**Written request**
What follows is a listing; give it again exactly, in its entirety.

Records contained in a dataset:
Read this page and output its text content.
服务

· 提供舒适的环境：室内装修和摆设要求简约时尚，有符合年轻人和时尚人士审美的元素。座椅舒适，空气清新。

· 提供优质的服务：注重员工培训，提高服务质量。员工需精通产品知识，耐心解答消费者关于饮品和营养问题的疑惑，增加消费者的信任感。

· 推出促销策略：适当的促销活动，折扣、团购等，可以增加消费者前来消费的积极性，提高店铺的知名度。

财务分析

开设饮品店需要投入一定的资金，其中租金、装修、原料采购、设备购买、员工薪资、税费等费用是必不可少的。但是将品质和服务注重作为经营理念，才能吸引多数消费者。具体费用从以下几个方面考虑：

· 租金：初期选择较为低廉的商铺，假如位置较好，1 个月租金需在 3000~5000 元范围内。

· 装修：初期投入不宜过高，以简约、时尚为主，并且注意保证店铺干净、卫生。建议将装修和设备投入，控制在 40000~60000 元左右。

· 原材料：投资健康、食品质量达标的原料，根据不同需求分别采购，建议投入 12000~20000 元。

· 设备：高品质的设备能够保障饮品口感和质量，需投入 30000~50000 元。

**Full response**
Read this page and output its text content.
服务

· 提供舒适的环境：室内装修和摆设要求简约时尚，有符合年轻人和时尚人士审美的元素。座椅舒适，空气清新。

· 提供优质的服务：注重员工培训，提高服务质量。员工需精通产品知识，耐心解答消费者关于饮品和营养问题的疑惑，增加消费者的信任感。

· 推出促销策略：适当的促销活动，折扣、团购等，可以增加消费者前来消费的积极性，提高店铺的知名度。

财务分析

开设饮品店需要投入一定的资金，其中租金、装修、原料采购、设备购买、员工薪资、税费等费用是必不可少的。但是将品质和服务注重作为经营理念，才能吸引多数消费者。具体费用从以下几个方面考虑：

· 租金：初期选择较为低廉的商铺，假如位置较好，1 个月租金需在 3000~5000 元范围内。

· 装修：初期投入不宜过高，以简约、时尚为主，并且注意保证店铺干净、卫生。建议将装修和设备投入，控制在 40000~60000 元左右。

· 原材料：投资健康、食品质量达标的原料，根据不同需求分别采购，建议投入 12000~20000 元。

· 设备：高品质的设备能够保障饮品口感和质量，需投入 30000~50000 元。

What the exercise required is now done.